» THE RECORDS
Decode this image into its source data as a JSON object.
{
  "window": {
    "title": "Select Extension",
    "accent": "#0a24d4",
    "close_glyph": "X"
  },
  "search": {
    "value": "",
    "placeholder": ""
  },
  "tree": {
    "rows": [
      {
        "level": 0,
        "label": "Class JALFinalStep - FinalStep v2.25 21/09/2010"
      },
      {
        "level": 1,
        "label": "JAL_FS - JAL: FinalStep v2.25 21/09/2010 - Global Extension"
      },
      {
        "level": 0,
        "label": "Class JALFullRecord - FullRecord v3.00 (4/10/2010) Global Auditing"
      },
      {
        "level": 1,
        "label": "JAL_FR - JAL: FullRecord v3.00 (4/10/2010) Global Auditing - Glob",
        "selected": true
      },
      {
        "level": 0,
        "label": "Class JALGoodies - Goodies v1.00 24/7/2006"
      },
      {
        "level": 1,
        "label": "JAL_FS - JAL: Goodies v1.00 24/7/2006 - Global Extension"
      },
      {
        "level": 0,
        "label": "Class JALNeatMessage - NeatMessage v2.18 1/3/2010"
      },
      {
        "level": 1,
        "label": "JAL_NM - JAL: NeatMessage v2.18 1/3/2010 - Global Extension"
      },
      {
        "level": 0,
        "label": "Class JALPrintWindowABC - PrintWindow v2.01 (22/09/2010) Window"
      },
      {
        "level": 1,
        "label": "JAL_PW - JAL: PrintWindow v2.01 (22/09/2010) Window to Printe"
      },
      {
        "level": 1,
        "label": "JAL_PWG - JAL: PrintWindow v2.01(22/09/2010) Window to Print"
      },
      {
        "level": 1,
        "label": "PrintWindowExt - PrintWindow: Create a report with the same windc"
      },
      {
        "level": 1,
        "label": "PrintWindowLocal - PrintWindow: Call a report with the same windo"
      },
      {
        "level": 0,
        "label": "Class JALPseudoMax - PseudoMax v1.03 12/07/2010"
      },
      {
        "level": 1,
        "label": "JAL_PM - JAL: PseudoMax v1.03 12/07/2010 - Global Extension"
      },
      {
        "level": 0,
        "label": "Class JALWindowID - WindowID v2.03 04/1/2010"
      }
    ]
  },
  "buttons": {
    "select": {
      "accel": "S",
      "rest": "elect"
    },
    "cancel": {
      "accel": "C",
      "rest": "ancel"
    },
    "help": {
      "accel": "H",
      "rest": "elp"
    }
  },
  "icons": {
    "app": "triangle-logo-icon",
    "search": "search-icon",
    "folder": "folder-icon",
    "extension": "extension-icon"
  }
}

» THE REQUEST
Above is a listing; report how many of its lines include the word "PseudoMax", giving the number only.

» EXERCISE RESULT
2